## Goal
Say how many lines hold the string "Ponovi"; please write nothing but the number.

## Information given
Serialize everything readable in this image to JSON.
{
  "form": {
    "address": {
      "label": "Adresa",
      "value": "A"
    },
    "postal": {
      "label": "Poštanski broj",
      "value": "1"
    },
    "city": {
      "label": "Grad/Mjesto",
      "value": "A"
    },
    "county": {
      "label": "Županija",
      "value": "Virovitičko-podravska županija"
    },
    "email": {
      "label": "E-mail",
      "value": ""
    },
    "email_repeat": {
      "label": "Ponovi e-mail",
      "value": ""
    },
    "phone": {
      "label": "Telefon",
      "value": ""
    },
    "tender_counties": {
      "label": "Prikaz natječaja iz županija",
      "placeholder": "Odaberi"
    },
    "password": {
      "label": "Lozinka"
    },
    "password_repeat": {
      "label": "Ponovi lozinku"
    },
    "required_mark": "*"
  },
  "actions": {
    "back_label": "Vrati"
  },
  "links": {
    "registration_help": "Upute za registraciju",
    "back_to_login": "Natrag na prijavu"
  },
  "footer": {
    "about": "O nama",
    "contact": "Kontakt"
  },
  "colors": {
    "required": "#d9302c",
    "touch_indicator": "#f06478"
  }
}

## The response
2